**DIRECTIVE**
Locate each of the rows below that contains the string "test", and copy every such row in full.

— Begin EXERCISE MATERIALS —

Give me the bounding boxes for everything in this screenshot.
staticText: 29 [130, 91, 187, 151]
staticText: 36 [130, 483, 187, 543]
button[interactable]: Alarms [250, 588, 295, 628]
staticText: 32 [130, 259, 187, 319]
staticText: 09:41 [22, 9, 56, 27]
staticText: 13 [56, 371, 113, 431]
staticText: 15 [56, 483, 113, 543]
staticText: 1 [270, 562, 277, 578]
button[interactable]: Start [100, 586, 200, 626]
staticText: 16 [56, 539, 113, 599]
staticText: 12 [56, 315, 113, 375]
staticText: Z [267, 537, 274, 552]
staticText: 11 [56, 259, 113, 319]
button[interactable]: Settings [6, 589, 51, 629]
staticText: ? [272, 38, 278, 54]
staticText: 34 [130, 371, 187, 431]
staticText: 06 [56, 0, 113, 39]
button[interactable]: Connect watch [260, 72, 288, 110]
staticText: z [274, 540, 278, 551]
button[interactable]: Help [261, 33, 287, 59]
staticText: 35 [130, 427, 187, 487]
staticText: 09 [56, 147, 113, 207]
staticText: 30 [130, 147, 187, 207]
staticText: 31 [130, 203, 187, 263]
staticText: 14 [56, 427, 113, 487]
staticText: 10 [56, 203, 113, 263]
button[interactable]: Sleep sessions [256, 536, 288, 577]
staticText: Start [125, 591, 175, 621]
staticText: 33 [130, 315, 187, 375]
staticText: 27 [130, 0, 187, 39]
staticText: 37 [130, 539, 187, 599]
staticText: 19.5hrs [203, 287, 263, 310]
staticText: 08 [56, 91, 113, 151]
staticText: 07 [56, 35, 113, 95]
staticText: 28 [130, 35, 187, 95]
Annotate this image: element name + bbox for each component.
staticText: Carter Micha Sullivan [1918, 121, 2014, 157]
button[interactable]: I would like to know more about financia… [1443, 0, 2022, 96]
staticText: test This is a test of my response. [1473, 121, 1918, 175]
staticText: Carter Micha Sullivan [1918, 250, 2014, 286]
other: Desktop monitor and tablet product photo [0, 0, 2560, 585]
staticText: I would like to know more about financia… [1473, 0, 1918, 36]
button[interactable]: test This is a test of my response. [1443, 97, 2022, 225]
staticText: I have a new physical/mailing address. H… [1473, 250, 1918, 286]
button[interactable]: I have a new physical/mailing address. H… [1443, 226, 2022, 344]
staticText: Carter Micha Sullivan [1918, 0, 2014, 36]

— End EXERCISE MATERIALS —

**SOLUTION FOR THIS PROBLEM**
staticText: test This is a test of my response. [1473, 121, 1918, 175]
button[interactable]: test This is a test of my response. [1443, 97, 2022, 225]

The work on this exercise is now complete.